(Saved entries)
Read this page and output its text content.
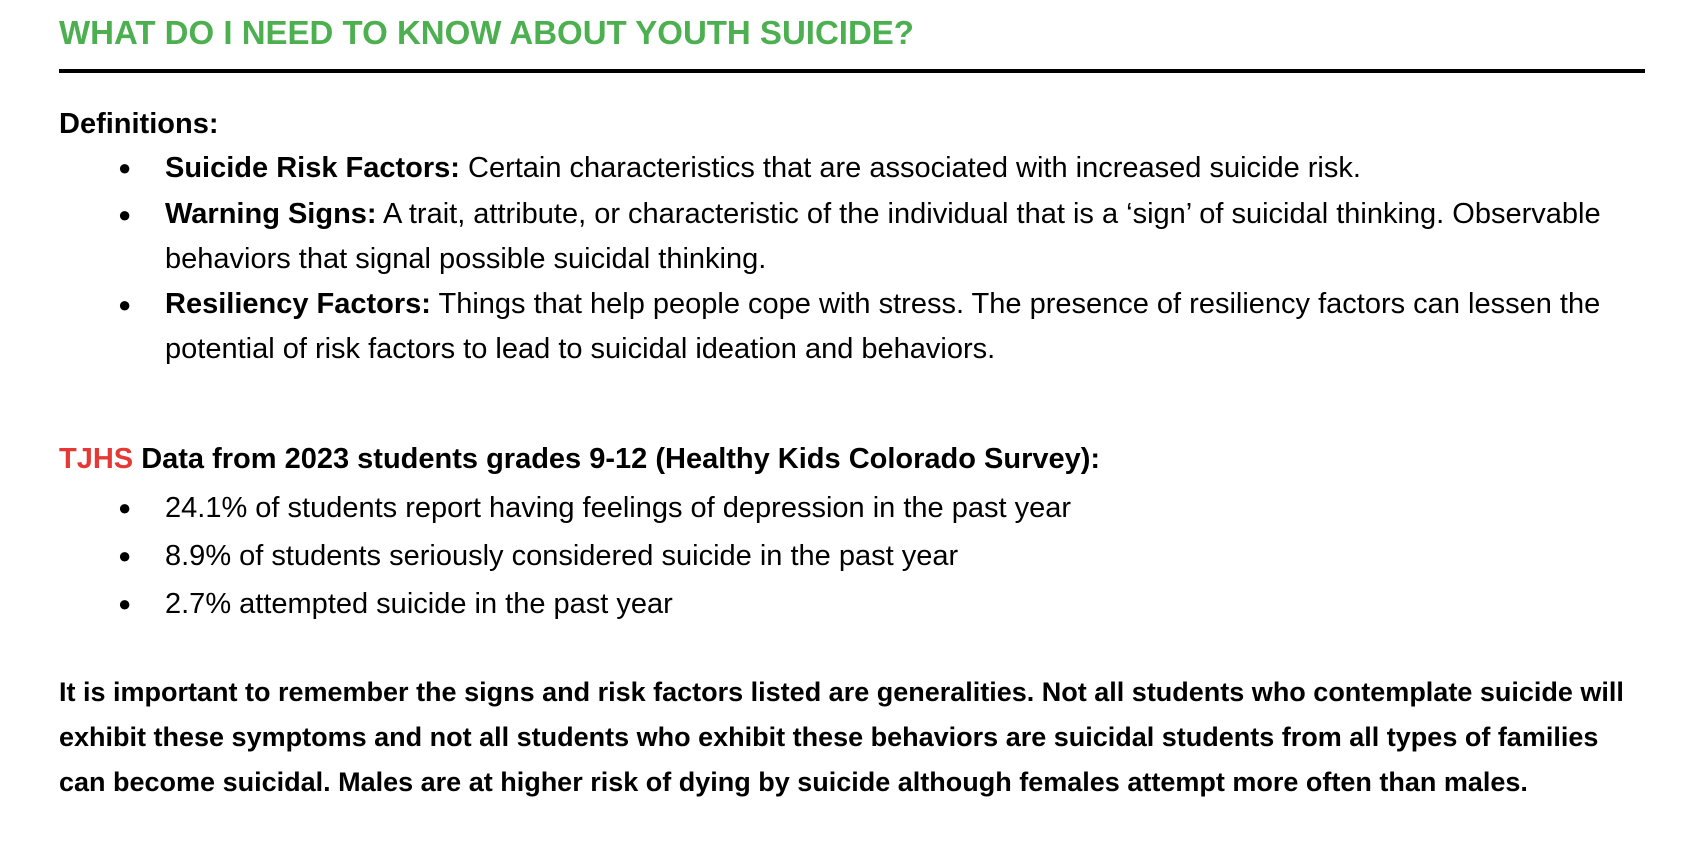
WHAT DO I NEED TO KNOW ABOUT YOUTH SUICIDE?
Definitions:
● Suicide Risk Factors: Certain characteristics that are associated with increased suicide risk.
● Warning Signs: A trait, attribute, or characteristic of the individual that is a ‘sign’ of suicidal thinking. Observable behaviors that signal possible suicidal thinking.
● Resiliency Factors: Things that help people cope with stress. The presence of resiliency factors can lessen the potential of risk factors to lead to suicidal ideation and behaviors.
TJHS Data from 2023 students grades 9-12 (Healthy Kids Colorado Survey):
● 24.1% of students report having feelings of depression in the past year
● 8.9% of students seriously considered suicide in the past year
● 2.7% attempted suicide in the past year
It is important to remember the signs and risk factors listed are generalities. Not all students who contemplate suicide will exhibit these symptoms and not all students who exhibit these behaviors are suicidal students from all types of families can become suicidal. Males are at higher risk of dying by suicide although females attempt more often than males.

=== Exercise requirements ===
Return each line with "behaviors".

=== Solved problem ===
● Warning Signs: A trait, attribute, or characteristic of the individual that is a ‘sign’ of suicidal thinking. Observable behaviors that signal possible suicidal thinking.
● Resiliency Factors: Things that help people cope with stress. The presence of resiliency factors can lessen the potential of risk factors to lead to suicidal ideation and behaviors.
It is important to remember the signs and risk factors listed are generalities. Not all students who contemplate suicide will exhibit these symptoms and not all students who exhibit these behaviors are suicidal students from all types of families can become suicidal. Males are at higher risk of dying by suicide although females attempt more often than males.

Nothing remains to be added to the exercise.